■ Exercise prompt:
Using the data below, repeat all of it precisely.

■ Data in this exercise:
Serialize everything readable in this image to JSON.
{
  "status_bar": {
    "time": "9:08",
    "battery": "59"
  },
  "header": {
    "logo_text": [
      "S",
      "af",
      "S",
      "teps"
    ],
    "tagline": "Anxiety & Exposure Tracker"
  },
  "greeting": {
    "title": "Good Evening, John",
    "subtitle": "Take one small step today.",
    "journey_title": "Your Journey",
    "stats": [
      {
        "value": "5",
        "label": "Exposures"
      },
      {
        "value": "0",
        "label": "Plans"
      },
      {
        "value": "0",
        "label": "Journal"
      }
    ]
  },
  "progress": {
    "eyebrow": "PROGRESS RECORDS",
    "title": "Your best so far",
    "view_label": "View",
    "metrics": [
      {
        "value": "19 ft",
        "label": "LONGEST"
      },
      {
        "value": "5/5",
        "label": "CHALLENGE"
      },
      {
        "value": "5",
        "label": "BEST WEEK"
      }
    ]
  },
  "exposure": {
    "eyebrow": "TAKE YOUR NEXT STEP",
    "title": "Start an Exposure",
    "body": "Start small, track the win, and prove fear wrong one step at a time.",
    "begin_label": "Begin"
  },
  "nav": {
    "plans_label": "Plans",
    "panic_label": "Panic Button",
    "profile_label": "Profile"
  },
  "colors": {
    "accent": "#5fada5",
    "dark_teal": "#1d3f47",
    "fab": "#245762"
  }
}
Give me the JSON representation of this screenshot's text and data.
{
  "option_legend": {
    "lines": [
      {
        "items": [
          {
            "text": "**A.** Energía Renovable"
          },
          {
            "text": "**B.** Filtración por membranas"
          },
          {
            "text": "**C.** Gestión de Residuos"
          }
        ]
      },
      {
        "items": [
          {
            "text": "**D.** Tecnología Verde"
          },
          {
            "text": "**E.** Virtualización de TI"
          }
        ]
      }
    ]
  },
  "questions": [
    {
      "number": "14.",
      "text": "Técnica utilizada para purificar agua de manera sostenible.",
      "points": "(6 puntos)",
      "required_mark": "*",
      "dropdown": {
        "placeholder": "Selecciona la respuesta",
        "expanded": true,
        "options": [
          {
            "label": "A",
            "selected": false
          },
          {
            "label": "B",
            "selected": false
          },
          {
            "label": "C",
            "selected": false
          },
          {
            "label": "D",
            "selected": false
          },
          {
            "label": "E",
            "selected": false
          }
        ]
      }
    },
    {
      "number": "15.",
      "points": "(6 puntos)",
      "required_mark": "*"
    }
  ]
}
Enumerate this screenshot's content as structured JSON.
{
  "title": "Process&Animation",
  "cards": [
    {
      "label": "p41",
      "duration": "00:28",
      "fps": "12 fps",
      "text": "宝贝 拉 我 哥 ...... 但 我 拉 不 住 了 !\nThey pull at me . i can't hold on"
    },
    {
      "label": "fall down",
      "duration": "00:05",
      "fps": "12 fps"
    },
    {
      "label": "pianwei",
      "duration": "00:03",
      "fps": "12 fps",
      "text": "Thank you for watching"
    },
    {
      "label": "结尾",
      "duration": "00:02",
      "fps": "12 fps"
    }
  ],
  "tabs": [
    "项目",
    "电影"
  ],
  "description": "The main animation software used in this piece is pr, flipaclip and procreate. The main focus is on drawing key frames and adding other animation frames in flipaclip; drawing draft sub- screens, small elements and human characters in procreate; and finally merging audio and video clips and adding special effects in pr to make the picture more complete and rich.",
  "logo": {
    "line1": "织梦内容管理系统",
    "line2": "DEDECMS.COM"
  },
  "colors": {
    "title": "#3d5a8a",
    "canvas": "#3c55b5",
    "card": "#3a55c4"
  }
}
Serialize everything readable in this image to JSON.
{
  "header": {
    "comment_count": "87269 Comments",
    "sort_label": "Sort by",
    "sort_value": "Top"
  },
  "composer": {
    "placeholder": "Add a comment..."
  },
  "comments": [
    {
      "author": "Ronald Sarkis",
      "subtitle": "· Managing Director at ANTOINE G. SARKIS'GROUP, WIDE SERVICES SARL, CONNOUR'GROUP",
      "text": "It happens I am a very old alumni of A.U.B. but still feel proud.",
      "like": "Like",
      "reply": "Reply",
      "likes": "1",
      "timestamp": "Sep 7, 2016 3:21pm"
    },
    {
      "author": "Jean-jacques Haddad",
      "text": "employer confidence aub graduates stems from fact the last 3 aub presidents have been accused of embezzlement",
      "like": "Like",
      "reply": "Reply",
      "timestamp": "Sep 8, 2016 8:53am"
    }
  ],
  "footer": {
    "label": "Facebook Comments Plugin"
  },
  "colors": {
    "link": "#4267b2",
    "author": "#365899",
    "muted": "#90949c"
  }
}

■ Task answer:
Serialize everything readable in this image to JSON.
{
  "status_bar": {
    "time": "9:08",
    "battery": "59"
  },
  "header": {
    "logo_text": [
      "S",
      "af",
      "S",
      "teps"
    ],
    "tagline": "Anxiety & Exposure Tracker"
  },
  "greeting": {
    "title": "Good Evening, John",
    "subtitle": "Take one small step today.",
    "journey_title": "Your Journey",
    "stats": [
      {
        "value": "5",
        "label": "Exposures"
      },
      {
        "value": "0",
        "label": "Plans"
      },
      {
        "value": "0",
        "label": "Journal"
      }
    ]
  },
  "progress": {
    "eyebrow": "PROGRESS RECORDS",
    "title": "Your best so far",
    "view_label": "View",
    "metrics": [
      {
        "value": "19 ft",
        "label": "LONGEST"
      },
      {
        "value": "5/5",
        "label": "CHALLENGE"
      },
      {
        "value": "5",
        "label": "BEST WEEK"
      }
    ]
  },
  "exposure": {
    "eyebrow": "TAKE YOUR NEXT STEP",
    "title": "Start an Exposure",
    "body": "Start small, track the win, and prove fear wrong one step at a time.",
    "begin_label": "Begin"
  },
  "nav": {
    "plans_label": "Plans",
    "panic_label": "Panic Button",
    "profile_label": "Profile"
  },
  "colors": {
    "accent": "#5fada5",
    "dark_teal": "#1d3f47",
    "fab": "#245762"
  }
}
Give me the JSON representation of this screenshot's text and data.
{
  "option_legend": {
    "lines": [
      {
        "items": [
          {
            "text": "**A.** Energía Renovable"
          },
          {
            "text": "**B.** Filtración por membranas"
          },
          {
            "text": "**C.** Gestión de Residuos"
          }
        ]
      },
      {
        "items": [
          {
            "text": "**D.** Tecnología Verde"
          },
          {
            "text": "**E.** Virtualización de TI"
          }
        ]
      }
    ]
  },
  "questions": [
    {
      "number": "14.",
      "text": "Técnica utilizada para purificar agua de manera sostenible.",
      "points": "(6 puntos)",
      "required_mark": "*",
      "dropdown": {
        "placeholder": "Selecciona la respuesta",
        "expanded": true,
        "options": [
          {
            "label": "A",
            "selected": false
          },
          {
            "label": "B",
            "selected": false
          },
          {
            "label": "C",
            "selected": false
          },
          {
            "label": "D",
            "selected": false
          },
          {
            "label": "E",
            "selected": false
          }
        ]
      }
    },
    {
      "number": "15.",
      "points": "(6 puntos)",
      "required_mark": "*"
    }
  ]
}
Enumerate this screenshot's content as structured JSON.
{
  "title": "Process&Animation",
  "cards": [
    {
      "label": "p41",
      "duration": "00:28",
      "fps": "12 fps",
      "text": "宝贝 拉 我 哥 ...... 但 我 拉 不 住 了 !\nThey pull at me . i can't hold on"
    },
    {
      "label": "fall down",
      "duration": "00:05",
      "fps": "12 fps"
    },
    {
      "label": "pianwei",
      "duration": "00:03",
      "fps": "12 fps",
      "text": "Thank you for watching"
    },
    {
      "label": "结尾",
      "duration": "00:02",
      "fps": "12 fps"
    }
  ],
  "tabs": [
    "项目",
    "电影"
  ],
  "description": "The main animation software used in this piece is pr, flipaclip and procreate. The main focus is on drawing key frames and adding other animation frames in flipaclip; drawing draft sub- screens, small elements and human characters in procreate; and finally merging audio and video clips and adding special effects in pr to make the picture more complete and rich.",
  "logo": {
    "line1": "织梦内容管理系统",
    "line2": "DEDECMS.COM"
  },
  "colors": {
    "title": "#3d5a8a",
    "canvas": "#3c55b5",
    "card": "#3a55c4"
  }
}
Serialize everything readable in this image to JSON.
{
  "header": {
    "comment_count": "87269 Comments",
    "sort_label": "Sort by",
    "sort_value": "Top"
  },
  "composer": {
    "placeholder": "Add a comment..."
  },
  "comments": [
    {
      "author": "Ronald Sarkis",
      "subtitle": "· Managing Director at ANTOINE G. SARKIS'GROUP, WIDE SERVICES SARL, CONNOUR'GROUP",
      "text": "It happens I am a very old alumni of A.U.B. but still feel proud.",
      "like": "Like",
      "reply": "Reply",
      "likes": "1",
      "timestamp": "Sep 7, 2016 3:21pm"
    },
    {
      "author": "Jean-jacques Haddad",
      "text": "employer confidence aub graduates stems from fact the last 3 aub presidents have been accused of embezzlement",
      "like": "Like",
      "reply": "Reply",
      "timestamp": "Sep 8, 2016 8:53am"
    }
  ],
  "footer": {
    "label": "Facebook Comments Plugin"
  },
  "colors": {
    "link": "#4267b2",
    "author": "#365899",
    "muted": "#90949c"
  }
}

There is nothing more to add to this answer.